EXERCISE REQUIREMENTS:
Extract all records. Keep each one exact.

AVAILABLE RECORDS:
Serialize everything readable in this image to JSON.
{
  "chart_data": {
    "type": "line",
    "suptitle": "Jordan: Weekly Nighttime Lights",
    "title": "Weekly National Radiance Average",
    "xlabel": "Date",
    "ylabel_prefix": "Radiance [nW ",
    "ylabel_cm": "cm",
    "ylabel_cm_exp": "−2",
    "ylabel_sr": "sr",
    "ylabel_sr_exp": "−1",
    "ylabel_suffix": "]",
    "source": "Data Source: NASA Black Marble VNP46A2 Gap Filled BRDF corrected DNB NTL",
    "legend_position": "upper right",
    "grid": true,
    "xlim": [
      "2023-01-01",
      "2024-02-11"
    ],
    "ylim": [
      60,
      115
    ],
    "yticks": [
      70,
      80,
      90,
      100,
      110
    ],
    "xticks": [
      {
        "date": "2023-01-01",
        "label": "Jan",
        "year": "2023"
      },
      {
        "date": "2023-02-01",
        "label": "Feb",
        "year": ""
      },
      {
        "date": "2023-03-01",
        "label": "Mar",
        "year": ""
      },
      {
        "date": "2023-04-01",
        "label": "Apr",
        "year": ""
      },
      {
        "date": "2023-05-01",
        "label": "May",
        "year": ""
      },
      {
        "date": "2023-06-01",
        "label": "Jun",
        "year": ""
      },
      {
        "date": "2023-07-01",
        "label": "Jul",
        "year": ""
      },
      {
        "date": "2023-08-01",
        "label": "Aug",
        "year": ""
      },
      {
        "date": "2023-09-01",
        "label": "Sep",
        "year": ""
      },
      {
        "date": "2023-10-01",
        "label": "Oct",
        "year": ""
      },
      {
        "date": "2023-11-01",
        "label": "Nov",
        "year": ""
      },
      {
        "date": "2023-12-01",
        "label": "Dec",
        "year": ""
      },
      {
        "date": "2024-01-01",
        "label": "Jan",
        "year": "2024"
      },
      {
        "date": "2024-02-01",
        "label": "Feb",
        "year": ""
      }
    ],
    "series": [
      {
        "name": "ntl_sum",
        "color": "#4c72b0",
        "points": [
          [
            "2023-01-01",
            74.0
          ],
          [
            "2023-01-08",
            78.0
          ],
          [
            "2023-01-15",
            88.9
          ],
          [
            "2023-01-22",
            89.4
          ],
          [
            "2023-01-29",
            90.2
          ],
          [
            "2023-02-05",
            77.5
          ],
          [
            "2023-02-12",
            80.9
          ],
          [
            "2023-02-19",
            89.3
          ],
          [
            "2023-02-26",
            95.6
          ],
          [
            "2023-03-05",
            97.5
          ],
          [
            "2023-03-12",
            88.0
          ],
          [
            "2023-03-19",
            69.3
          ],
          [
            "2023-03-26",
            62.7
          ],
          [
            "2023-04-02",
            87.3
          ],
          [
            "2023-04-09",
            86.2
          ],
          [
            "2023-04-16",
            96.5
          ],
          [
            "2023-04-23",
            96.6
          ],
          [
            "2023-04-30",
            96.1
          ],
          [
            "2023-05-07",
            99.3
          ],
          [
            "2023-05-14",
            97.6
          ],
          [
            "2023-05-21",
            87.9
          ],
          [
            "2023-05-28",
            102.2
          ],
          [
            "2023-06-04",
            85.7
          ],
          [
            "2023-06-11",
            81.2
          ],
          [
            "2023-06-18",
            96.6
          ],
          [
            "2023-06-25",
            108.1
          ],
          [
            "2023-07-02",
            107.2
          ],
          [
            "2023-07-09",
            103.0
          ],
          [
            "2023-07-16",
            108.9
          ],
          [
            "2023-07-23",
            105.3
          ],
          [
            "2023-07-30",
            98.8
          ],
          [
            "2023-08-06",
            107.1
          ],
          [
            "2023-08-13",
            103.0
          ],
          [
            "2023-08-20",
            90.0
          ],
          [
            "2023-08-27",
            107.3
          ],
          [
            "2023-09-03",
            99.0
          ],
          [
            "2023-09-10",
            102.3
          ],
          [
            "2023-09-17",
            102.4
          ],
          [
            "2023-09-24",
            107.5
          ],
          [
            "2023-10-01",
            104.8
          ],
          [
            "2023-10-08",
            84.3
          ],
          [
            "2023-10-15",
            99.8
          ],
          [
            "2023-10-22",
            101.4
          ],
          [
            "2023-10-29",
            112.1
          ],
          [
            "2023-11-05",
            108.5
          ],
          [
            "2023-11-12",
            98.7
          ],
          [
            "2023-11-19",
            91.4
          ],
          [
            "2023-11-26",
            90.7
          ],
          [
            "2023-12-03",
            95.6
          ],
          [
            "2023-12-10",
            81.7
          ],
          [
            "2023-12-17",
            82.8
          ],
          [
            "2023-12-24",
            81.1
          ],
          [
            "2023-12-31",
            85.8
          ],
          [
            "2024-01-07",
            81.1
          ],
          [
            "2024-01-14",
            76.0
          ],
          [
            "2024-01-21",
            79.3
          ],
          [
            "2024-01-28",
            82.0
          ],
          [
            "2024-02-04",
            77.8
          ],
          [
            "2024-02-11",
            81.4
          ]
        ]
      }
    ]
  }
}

COMPLETE RESPONSE:
Serialize everything readable in this image to JSON.
{
  "chart_data": {
    "type": "line",
    "suptitle": "Jordan: Weekly Nighttime Lights",
    "title": "Weekly National Radiance Average",
    "xlabel": "Date",
    "ylabel_prefix": "Radiance [nW ",
    "ylabel_cm": "cm",
    "ylabel_cm_exp": "−2",
    "ylabel_sr": "sr",
    "ylabel_sr_exp": "−1",
    "ylabel_suffix": "]",
    "source": "Data Source: NASA Black Marble VNP46A2 Gap Filled BRDF corrected DNB NTL",
    "legend_position": "upper right",
    "grid": true,
    "xlim": [
      "2023-01-01",
      "2024-02-11"
    ],
    "ylim": [
      60,
      115
    ],
    "yticks": [
      70,
      80,
      90,
      100,
      110
    ],
    "xticks": [
      {
        "date": "2023-01-01",
        "label": "Jan",
        "year": "2023"
      },
      {
        "date": "2023-02-01",
        "label": "Feb",
        "year": ""
      },
      {
        "date": "2023-03-01",
        "label": "Mar",
        "year": ""
      },
      {
        "date": "2023-04-01",
        "label": "Apr",
        "year": ""
      },
      {
        "date": "2023-05-01",
        "label": "May",
        "year": ""
      },
      {
        "date": "2023-06-01",
        "label": "Jun",
        "year": ""
      },
      {
        "date": "2023-07-01",
        "label": "Jul",
        "year": ""
      },
      {
        "date": "2023-08-01",
        "label": "Aug",
        "year": ""
      },
      {
        "date": "2023-09-01",
        "label": "Sep",
        "year": ""
      },
      {
        "date": "2023-10-01",
        "label": "Oct",
        "year": ""
      },
      {
        "date": "2023-11-01",
        "label": "Nov",
        "year": ""
      },
      {
        "date": "2023-12-01",
        "label": "Dec",
        "year": ""
      },
      {
        "date": "2024-01-01",
        "label": "Jan",
        "year": "2024"
      },
      {
        "date": "2024-02-01",
        "label": "Feb",
        "year": ""
      }
    ],
    "series": [
      {
        "name": "ntl_sum",
        "color": "#4c72b0",
        "points": [
          [
            "2023-01-01",
            74.0
          ],
          [
            "2023-01-08",
            78.0
          ],
          [
            "2023-01-15",
            88.9
          ],
          [
            "2023-01-22",
            89.4
          ],
          [
            "2023-01-29",
            90.2
          ],
          [
            "2023-02-05",
            77.5
          ],
          [
            "2023-02-12",
            80.9
          ],
          [
            "2023-02-19",
            89.3
          ],
          [
            "2023-02-26",
            95.6
          ],
          [
            "2023-03-05",
            97.5
          ],
          [
            "2023-03-12",
            88.0
          ],
          [
            "2023-03-19",
            69.3
          ],
          [
            "2023-03-26",
            62.7
          ],
          [
            "2023-04-02",
            87.3
          ],
          [
            "2023-04-09",
            86.2
          ],
          [
            "2023-04-16",
            96.5
          ],
          [
            "2023-04-23",
            96.6
          ],
          [
            "2023-04-30",
            96.1
          ],
          [
            "2023-05-07",
            99.3
          ],
          [
            "2023-05-14",
            97.6
          ],
          [
            "2023-05-21",
            87.9
          ],
          [
            "2023-05-28",
            102.2
          ],
          [
            "2023-06-04",
            85.7
          ],
          [
            "2023-06-11",
            81.2
          ],
          [
            "2023-06-18",
            96.6
          ],
          [
            "2023-06-25",
            108.1
          ],
          [
            "2023-07-02",
            107.2
          ],
          [
            "2023-07-09",
            103.0
          ],
          [
            "2023-07-16",
            108.9
          ],
          [
            "2023-07-23",
            105.3
          ],
          [
            "2023-07-30",
            98.8
          ],
          [
            "2023-08-06",
            107.1
          ],
          [
            "2023-08-13",
            103.0
          ],
          [
            "2023-08-20",
            90.0
          ],
          [
            "2023-08-27",
            107.3
          ],
          [
            "2023-09-03",
            99.0
          ],
          [
            "2023-09-10",
            102.3
          ],
          [
            "2023-09-17",
            102.4
          ],
          [
            "2023-09-24",
            107.5
          ],
          [
            "2023-10-01",
            104.8
          ],
          [
            "2023-10-08",
            84.3
          ],
          [
            "2023-10-15",
            99.8
          ],
          [
            "2023-10-22",
            101.4
          ],
          [
            "2023-10-29",
            112.1
          ],
          [
            "2023-11-05",
            108.5
          ],
          [
            "2023-11-12",
            98.7
          ],
          [
            "2023-11-19",
            91.4
          ],
          [
            "2023-11-26",
            90.7
          ],
          [
            "2023-12-03",
            95.6
          ],
          [
            "2023-12-10",
            81.7
          ],
          [
            "2023-12-17",
            82.8
          ],
          [
            "2023-12-24",
            81.1
          ],
          [
            "2023-12-31",
            85.8
          ],
          [
            "2024-01-07",
            81.1
          ],
          [
            "2024-01-14",
            76.0
          ],
          [
            "2024-01-21",
            79.3
          ],
          [
            "2024-01-28",
            82.0
          ],
          [
            "2024-02-04",
            77.8
          ],
          [
            "2024-02-11",
            81.4
          ]
        ]
      }
    ]
  }
}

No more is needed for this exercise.